TASK PROMPT: Hunt for the word "What" across the entries below, copying each line that holds it.

DATA SHOWN:

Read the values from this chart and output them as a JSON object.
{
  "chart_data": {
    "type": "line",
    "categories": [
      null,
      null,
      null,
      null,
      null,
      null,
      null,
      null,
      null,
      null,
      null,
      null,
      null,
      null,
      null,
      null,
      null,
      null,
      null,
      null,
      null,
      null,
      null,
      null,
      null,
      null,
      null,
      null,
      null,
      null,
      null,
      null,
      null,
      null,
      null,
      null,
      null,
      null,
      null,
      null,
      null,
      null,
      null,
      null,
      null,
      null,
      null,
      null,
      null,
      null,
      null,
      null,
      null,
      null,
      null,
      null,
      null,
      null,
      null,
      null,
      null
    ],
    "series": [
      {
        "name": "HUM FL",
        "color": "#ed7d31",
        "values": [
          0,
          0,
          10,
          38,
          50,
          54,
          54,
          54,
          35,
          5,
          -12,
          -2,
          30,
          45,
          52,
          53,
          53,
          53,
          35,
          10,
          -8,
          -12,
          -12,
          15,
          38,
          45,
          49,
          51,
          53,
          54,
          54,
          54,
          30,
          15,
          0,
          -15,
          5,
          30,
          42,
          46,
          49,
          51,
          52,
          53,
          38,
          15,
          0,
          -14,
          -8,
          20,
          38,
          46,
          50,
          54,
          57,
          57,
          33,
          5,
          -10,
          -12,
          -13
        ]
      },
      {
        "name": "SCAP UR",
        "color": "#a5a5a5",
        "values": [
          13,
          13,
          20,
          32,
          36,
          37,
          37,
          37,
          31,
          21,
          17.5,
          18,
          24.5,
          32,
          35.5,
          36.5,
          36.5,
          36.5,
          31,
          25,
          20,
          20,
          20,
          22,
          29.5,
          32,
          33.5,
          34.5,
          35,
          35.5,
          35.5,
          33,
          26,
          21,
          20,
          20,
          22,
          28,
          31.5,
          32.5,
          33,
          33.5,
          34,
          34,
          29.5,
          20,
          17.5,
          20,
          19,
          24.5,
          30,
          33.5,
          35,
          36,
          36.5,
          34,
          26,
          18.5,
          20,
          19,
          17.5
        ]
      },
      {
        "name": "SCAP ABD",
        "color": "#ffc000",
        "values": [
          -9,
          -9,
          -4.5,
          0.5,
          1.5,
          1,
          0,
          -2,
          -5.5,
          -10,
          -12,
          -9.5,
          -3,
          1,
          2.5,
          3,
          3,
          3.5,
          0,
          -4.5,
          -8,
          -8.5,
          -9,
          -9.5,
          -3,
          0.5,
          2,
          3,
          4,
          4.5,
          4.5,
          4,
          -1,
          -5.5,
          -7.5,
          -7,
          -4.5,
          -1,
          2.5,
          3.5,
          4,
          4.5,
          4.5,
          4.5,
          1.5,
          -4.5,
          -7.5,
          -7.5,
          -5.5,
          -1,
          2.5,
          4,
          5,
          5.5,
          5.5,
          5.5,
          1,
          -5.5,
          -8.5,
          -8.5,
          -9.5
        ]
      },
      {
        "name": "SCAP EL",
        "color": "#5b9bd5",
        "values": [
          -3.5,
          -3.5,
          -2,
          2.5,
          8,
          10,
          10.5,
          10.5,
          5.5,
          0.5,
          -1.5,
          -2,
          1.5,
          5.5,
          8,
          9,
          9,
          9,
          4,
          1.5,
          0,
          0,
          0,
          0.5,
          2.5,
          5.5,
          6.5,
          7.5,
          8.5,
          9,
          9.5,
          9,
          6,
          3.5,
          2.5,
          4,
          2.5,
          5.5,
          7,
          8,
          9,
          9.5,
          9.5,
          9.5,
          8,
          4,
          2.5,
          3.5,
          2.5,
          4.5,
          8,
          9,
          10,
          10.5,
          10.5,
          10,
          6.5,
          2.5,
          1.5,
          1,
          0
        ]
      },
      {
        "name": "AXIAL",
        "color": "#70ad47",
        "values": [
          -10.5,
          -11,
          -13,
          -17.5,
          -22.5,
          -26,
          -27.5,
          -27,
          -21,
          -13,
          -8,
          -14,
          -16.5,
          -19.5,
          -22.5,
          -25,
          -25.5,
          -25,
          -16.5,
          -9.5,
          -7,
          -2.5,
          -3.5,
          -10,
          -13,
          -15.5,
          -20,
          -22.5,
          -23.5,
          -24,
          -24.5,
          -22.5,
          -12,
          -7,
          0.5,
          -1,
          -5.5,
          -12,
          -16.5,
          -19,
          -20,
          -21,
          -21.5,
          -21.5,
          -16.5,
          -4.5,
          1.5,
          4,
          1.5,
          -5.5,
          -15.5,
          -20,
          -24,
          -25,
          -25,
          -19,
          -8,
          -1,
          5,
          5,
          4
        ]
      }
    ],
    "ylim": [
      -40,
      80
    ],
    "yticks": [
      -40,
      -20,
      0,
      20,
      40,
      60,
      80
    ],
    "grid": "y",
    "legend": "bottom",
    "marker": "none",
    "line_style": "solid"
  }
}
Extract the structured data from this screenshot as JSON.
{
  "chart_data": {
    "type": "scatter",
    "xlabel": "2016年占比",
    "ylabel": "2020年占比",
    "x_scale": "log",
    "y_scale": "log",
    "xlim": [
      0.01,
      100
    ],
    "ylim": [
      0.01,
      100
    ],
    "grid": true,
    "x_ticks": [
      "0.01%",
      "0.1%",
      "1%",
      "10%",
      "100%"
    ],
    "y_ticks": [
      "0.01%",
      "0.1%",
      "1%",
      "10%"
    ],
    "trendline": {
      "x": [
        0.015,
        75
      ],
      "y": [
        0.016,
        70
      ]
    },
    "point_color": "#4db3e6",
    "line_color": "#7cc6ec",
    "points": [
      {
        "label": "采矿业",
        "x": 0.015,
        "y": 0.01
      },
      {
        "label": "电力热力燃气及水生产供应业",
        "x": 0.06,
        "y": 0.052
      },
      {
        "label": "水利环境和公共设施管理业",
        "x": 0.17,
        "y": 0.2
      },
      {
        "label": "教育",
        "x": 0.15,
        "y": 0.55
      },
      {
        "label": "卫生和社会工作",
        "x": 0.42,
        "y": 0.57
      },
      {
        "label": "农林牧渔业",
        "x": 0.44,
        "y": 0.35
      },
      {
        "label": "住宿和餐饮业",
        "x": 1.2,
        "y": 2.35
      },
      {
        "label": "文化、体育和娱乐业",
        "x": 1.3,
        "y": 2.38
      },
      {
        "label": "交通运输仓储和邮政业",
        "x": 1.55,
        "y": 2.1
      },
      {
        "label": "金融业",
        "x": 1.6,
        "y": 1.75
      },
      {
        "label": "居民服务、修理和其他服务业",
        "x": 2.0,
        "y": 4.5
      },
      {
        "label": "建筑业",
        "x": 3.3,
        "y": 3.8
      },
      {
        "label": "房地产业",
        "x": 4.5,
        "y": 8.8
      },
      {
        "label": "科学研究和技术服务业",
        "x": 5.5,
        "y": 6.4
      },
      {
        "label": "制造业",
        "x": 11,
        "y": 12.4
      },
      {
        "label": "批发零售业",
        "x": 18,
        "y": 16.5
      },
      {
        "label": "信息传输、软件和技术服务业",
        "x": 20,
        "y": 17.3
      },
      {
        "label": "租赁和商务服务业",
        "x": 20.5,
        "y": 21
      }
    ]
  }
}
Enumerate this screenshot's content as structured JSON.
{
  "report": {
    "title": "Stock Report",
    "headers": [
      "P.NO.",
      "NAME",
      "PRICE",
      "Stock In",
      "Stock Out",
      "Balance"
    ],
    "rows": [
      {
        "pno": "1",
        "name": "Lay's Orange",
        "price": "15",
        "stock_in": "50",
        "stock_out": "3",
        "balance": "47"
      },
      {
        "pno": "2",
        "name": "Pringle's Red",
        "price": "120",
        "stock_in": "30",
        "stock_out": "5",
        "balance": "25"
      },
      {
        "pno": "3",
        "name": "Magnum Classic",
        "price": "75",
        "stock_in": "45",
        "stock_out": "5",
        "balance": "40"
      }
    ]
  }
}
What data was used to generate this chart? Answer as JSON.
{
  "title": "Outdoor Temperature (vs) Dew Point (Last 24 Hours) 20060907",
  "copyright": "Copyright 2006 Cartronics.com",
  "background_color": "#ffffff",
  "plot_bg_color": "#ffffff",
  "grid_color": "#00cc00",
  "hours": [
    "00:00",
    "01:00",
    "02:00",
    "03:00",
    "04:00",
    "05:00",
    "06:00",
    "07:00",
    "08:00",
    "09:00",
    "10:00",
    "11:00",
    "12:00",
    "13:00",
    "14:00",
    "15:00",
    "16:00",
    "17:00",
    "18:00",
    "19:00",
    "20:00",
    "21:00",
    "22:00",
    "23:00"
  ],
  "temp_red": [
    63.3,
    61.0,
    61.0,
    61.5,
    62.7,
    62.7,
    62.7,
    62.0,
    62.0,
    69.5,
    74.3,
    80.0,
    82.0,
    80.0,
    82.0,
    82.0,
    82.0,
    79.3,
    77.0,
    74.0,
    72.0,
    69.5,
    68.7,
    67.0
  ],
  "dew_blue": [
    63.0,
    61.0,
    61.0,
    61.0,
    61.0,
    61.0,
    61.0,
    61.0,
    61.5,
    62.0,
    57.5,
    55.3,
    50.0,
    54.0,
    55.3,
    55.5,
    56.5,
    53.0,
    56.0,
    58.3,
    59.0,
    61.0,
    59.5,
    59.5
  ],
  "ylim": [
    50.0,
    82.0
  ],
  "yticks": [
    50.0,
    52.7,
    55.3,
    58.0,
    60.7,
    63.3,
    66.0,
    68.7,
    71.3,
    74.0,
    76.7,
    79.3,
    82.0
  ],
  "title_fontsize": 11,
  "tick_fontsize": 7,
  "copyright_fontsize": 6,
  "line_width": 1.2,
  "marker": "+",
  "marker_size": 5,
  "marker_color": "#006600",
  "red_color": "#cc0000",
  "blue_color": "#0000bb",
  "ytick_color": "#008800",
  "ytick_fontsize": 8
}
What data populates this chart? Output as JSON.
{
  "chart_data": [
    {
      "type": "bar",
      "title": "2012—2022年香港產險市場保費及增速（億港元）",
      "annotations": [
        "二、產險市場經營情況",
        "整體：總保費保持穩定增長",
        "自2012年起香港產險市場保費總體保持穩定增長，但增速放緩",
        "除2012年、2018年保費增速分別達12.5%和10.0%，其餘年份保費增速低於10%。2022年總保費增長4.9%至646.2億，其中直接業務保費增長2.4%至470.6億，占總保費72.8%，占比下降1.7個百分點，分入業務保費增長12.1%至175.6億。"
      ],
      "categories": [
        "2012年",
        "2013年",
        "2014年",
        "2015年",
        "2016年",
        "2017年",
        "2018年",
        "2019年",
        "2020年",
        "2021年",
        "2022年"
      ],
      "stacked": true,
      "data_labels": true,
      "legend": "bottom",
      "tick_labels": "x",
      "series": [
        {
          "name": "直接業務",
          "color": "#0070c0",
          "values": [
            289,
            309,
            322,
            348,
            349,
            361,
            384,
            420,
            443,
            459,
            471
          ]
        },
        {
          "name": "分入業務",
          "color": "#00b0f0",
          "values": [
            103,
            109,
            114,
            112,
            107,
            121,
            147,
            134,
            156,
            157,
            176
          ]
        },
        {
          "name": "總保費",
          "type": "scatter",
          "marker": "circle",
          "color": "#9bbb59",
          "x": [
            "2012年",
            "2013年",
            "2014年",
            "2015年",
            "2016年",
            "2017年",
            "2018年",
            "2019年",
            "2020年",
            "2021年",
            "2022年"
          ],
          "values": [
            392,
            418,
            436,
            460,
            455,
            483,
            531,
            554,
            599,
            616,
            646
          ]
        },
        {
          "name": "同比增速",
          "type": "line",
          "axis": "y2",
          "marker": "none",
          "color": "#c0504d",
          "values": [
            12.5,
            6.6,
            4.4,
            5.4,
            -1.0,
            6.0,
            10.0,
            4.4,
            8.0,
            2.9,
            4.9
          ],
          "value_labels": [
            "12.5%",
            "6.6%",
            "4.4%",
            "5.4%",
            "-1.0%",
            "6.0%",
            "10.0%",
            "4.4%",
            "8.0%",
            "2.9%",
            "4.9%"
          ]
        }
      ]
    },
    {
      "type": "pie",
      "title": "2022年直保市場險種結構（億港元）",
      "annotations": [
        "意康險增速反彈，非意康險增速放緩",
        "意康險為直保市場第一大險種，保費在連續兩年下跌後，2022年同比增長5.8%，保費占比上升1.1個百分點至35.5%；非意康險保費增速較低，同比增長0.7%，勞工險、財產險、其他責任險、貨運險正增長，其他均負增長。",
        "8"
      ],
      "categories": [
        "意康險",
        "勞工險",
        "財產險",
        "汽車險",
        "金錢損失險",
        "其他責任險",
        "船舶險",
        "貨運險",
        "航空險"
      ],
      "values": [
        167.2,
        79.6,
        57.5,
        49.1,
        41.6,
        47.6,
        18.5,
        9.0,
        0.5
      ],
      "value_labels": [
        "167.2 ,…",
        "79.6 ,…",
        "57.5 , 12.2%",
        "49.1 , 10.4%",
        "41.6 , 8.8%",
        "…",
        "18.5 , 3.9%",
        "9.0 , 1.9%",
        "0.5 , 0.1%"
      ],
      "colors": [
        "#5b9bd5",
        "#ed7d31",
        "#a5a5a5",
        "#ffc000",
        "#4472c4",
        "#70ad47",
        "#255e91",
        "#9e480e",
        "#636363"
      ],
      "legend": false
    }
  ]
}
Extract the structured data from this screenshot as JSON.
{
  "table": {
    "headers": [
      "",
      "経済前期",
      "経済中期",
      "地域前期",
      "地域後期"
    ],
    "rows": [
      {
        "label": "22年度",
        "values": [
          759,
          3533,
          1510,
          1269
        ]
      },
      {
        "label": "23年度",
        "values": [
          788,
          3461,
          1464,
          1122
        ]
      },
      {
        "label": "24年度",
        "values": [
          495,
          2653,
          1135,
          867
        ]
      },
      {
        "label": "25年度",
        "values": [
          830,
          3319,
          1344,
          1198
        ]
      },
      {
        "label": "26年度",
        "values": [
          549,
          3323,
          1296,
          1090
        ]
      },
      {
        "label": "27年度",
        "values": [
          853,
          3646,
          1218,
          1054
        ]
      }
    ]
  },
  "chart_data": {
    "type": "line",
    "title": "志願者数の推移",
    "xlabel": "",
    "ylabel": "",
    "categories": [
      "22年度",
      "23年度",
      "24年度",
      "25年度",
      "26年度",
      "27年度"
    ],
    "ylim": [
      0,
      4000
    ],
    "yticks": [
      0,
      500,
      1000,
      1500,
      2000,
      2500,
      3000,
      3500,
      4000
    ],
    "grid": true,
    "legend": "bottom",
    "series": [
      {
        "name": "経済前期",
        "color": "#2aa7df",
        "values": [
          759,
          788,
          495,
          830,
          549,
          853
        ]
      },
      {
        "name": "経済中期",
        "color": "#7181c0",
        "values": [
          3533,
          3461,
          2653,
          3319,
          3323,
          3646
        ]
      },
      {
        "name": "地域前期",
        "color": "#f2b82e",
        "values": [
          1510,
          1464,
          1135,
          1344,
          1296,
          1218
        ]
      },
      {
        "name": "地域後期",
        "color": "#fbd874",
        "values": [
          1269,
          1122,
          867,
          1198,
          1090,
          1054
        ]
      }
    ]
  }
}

OUTPUT FOR THIS TASK:
What data was used to generate this chart? Answer as JSON.
What data populates this chart? Output as JSON.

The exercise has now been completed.